* SHORT TASK
Render the material's lines as a Markdown table with columns Row and Entry, where Row is a running number and Entry holds the line, omitting blank lines. Include only the lines between the one containing "ground (earth) under" and the one containing "wire U20 pin8", inclusive.

* DATA FOR THE TASK
******************************
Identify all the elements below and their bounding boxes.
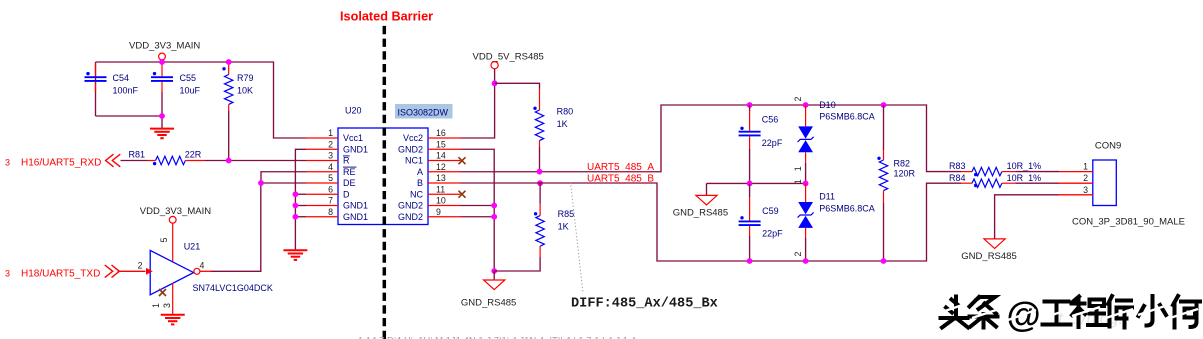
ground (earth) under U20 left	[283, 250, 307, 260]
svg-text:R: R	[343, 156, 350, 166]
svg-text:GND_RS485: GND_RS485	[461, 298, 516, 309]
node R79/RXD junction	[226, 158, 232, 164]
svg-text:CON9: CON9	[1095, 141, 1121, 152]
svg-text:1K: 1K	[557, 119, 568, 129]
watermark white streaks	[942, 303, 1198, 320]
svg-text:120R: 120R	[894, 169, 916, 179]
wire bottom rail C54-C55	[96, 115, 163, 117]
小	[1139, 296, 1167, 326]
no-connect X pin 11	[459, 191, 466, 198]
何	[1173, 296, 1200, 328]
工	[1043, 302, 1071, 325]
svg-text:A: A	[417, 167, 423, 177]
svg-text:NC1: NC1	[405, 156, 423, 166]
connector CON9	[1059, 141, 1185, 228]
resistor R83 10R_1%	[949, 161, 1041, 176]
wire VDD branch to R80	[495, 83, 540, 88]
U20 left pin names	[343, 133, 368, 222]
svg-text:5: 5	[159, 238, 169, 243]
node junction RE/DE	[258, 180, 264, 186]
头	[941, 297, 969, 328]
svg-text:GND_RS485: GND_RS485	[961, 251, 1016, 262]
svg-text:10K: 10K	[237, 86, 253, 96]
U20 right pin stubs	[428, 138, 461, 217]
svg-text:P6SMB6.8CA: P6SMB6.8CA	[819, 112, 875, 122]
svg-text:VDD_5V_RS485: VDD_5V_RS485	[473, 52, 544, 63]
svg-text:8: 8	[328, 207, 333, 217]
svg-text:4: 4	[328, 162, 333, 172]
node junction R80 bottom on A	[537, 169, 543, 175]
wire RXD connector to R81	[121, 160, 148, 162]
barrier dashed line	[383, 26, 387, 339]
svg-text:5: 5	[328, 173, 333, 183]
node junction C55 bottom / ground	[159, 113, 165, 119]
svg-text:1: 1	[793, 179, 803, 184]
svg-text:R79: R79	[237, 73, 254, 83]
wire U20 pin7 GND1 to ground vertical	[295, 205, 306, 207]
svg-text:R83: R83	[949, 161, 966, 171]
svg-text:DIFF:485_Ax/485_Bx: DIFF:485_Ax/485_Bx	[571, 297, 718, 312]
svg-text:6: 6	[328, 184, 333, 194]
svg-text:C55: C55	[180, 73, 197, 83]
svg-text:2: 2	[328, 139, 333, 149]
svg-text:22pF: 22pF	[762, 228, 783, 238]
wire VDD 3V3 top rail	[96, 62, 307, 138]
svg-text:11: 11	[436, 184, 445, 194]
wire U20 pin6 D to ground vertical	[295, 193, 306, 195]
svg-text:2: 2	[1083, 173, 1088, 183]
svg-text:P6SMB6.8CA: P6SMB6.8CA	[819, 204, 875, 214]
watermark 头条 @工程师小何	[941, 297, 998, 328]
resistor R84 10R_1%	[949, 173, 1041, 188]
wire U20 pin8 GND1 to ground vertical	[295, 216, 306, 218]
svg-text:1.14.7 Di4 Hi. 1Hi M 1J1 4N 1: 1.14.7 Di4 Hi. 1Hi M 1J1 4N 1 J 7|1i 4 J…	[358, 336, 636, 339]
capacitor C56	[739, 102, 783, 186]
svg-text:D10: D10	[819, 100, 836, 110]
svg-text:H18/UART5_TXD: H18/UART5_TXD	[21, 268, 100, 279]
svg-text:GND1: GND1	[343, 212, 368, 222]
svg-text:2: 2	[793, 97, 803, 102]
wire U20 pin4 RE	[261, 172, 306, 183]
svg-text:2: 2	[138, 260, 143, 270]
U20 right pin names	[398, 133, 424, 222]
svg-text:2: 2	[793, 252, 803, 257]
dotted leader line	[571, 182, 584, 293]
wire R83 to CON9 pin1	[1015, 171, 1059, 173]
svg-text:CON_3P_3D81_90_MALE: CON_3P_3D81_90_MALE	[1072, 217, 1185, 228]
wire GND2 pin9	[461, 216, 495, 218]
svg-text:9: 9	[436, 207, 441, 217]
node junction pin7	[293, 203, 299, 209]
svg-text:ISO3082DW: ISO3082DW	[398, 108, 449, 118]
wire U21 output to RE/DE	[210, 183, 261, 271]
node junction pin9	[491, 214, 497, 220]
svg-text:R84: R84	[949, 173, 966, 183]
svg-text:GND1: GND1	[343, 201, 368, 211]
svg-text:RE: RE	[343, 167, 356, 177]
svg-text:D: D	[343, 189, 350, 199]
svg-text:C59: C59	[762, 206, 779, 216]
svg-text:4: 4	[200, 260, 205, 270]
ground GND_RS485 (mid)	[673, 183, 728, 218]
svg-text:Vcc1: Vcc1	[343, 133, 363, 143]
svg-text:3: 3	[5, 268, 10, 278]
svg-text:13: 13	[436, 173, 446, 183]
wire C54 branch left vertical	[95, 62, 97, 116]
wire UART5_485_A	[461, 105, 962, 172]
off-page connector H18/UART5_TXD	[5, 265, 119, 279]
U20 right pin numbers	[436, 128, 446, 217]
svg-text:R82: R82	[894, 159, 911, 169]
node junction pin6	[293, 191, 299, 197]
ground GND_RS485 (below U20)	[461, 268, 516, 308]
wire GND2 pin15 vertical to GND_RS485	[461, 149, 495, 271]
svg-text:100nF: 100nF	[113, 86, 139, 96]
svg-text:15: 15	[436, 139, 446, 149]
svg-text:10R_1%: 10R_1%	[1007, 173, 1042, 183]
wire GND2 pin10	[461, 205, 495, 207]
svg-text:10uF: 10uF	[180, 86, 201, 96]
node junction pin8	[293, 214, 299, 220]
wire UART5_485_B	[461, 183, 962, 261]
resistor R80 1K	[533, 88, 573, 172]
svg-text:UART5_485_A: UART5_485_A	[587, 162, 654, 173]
******************************
* EXPECTED ANSWER
| Row | Entry |
|---|---|
| 1 | ground (earth) under U20 left	[283, 250, 307, 260] |
| 2 | svg-text:R: R	[343, 156, 350, 166] |
| 3 | svg-text:GND_RS485: GND_RS485	[461, 298, 516, 309] |
| 4 | node R79/RXD junction	[226, 158, 232, 164] |
| 5 | svg-text:CON9: CON9	[1095, 141, 1121, 152] |
| 6 | svg-text:1K: 1K	[557, 119, 568, 129] |
| 7 | watermark white streaks	[942, 303, 1198, 320] |
| 8 | svg-text:120R: 120R	[894, 169, 916, 179] |
| 9 | wire bottom rail C54-C55	[96, 115, 163, 117] |
| 10 | 小	[1139, 296, 1167, 326] |
| 11 | no-connect X pin 11	[459, 191, 466, 198] |
| 12 | 何	[1173, 296, 1200, 328] |
| 13 | 工	[1043, 302, 1071, 325] |
| 14 | svg-text:A: A	[417, 167, 423, 177] |
| 15 | svg-text:NC1: NC1	[405, 156, 423, 166] |
| 16 | connector CON9	[1059, 141, 1185, 228] |
| 17 | resistor R83 10R_1%	[949, 161, 1041, 176] |
| 18 | wire VDD branch to R80	[495, 83, 540, 88] |
| 19 | U20 left pin names	[343, 133, 368, 222] |
| 20 | svg-text:5: 5	[159, 238, 169, 243] |
| 21 | node junction RE/DE	[258, 180, 264, 186] |
| 22 | 头	[941, 297, 969, 328] |
| 23 | svg-text:GND_RS485: GND_RS485	[961, 251, 1016, 262] |
| 24 | svg-text:10K: 10K	[237, 86, 253, 96] |
| 25 | U20 right pin stubs	[428, 138, 461, 217] |
| 26 | svg-text:P6SMB6.8CA: P6SMB6.8CA	[819, 112, 875, 122] |
| 27 | svg-text:VDD_5V_RS485: VDD_5V_RS485	[473, 52, 544, 63] |
| 28 | svg-text:8: 8	[328, 207, 333, 217] |
| 29 | svg-text:4: 4	[328, 162, 333, 172] |
| 30 | node junction R80 bottom on A	[537, 169, 543, 175] |
| 31 | wire RXD connector to R81	[121, 160, 148, 162] |
| 32 | barrier dashed line	[383, 26, 387, 339] |
| 33 | svg-text:5: 5	[328, 173, 333, 183] |
| 34 | node junction C55 bottom / ground	[159, 113, 165, 119] |
| 35 | svg-text:1: 1	[793, 179, 803, 184] |
| 36 | svg-text:R79: R79	[237, 73, 254, 83] |
| 37 | wire U20 pin7 GND1 to ground vertical	[295, 205, 306, 207] |
| 38 | svg-text:R83: R83	[949, 161, 966, 171] |
| 39 | svg-text:DIFF:485_Ax/485_Bx: DIFF:485_Ax/485_Bx	[571, 297, 718, 312] |
| 40 | svg-text:6: 6	[328, 184, 333, 194] |
| 41 | svg-text:C55: C55	[180, 73, 197, 83] |
| 42 | svg-text:2: 2	[328, 139, 333, 149] |
| 43 | svg-text:22pF: 22pF	[762, 228, 783, 238] |
| 44 | wire VDD 3V3 top rail	[96, 62, 307, 138] |
| 45 | svg-text:11: 11	[436, 184, 445, 194] |
| 46 | wire U20 pin6 D to ground vertical	[295, 193, 306, 195] |
| 47 | svg-text:2: 2	[1083, 173, 1088, 183] |
| 48 | svg-text:P6SMB6.8CA: P6SMB6.8CA	[819, 204, 875, 214] |
| 49 | watermark 头条 @工程师小何	[941, 297, 998, 328] |
| 50 | resistor R84 10R_1%	[949, 173, 1041, 188] |
| 51 | wire U20 pin8 GND1 to ground vertical	[295, 216, 306, 218] |